- EXERCISE OBJECTIVE -
Show every line containing "content" by copying it.

- MATERIAL -
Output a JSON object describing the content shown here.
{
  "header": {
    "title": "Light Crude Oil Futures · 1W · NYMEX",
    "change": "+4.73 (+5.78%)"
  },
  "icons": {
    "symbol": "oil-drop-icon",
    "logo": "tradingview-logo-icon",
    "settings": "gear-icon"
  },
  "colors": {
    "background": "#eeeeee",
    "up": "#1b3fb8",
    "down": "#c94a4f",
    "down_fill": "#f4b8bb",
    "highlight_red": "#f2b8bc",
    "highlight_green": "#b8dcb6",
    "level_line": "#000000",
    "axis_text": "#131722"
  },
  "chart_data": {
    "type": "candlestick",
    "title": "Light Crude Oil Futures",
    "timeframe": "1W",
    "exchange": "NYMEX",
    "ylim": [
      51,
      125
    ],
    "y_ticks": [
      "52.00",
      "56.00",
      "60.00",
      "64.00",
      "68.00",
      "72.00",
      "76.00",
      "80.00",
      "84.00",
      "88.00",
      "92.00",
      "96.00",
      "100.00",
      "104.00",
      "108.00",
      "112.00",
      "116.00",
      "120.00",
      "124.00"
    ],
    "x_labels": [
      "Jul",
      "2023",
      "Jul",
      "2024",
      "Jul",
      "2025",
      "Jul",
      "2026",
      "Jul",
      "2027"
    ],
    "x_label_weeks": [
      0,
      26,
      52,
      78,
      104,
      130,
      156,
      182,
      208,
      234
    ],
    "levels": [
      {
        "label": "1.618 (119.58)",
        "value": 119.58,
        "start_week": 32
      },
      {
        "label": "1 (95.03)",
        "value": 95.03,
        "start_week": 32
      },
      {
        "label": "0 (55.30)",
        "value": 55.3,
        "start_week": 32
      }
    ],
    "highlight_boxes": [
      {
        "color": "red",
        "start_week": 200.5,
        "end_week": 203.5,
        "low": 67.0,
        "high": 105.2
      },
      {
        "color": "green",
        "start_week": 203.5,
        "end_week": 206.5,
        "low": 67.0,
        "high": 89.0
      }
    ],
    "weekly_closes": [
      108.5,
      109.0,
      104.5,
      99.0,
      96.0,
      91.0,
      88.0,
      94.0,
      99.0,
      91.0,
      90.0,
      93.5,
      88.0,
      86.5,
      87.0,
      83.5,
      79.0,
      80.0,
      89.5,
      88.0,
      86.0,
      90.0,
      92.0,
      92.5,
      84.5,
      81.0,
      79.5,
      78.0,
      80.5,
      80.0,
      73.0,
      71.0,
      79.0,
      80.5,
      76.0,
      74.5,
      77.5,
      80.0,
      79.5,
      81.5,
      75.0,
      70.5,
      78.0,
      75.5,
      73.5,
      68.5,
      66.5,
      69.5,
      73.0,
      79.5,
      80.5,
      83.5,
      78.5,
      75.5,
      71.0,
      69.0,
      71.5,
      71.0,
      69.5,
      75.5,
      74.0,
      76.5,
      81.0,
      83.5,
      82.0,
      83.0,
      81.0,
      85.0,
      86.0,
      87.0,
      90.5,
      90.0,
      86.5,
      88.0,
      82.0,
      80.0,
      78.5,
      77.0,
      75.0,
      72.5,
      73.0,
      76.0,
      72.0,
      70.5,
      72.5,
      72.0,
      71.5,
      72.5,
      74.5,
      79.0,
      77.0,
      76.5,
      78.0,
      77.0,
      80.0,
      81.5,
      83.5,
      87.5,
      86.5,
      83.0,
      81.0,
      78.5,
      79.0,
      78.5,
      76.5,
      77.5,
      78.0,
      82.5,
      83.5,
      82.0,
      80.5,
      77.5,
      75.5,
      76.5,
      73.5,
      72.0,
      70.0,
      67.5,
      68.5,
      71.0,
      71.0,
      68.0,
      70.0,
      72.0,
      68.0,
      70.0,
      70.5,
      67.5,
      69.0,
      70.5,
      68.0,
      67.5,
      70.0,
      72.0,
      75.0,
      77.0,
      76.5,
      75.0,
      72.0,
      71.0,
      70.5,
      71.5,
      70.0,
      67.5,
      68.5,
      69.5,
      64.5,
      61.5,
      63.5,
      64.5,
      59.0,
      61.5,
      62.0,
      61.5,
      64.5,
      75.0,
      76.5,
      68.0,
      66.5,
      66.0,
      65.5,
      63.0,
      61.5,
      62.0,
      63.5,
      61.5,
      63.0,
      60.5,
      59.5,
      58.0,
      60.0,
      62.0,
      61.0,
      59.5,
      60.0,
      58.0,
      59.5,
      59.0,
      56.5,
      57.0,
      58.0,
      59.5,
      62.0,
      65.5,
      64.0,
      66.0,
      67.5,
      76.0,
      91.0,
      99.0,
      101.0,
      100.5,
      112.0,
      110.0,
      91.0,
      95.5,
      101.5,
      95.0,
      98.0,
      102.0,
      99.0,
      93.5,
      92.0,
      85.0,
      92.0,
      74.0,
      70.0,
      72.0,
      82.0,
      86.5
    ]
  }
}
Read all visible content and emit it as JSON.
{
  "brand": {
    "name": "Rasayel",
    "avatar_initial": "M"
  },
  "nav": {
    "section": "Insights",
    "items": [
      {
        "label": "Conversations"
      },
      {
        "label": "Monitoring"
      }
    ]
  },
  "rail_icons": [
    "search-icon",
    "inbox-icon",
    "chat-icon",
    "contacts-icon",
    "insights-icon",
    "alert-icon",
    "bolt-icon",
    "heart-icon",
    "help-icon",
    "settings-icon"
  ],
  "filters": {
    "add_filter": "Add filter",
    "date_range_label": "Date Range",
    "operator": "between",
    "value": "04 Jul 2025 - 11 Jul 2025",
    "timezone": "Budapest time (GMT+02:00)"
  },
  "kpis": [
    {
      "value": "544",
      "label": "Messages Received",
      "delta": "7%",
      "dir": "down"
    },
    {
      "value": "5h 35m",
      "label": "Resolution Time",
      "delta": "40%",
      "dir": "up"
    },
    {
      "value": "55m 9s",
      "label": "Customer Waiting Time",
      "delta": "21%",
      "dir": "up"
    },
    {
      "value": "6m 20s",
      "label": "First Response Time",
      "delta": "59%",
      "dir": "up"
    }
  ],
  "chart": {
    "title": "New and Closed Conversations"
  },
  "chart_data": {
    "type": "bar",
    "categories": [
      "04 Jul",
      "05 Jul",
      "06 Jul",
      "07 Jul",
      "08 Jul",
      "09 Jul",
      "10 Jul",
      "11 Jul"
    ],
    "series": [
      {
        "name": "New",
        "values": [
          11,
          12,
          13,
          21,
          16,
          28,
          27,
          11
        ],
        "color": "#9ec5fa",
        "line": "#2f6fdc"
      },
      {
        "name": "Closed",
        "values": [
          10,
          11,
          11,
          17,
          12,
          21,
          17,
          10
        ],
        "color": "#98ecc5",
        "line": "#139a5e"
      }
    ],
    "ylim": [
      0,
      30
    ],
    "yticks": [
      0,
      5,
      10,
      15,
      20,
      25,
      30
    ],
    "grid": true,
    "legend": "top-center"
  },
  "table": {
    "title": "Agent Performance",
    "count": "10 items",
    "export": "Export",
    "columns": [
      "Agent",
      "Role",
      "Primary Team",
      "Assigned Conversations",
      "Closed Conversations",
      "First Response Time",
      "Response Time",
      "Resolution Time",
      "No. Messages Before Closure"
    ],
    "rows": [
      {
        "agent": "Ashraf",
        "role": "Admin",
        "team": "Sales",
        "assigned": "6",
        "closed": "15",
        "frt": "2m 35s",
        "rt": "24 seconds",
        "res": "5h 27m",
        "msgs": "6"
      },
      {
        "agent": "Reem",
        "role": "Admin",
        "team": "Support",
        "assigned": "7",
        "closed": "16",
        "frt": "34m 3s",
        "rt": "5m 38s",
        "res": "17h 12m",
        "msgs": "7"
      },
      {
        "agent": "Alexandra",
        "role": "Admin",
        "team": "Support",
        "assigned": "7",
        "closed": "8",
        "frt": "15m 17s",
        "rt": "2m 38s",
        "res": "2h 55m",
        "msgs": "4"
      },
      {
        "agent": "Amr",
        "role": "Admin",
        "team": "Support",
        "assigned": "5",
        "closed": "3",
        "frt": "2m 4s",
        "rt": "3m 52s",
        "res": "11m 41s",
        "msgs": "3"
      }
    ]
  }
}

- SOLUTION TO THE EXERCISE -
Output a JSON object describing the content shown here.
Read all visible content and emit it as JSON.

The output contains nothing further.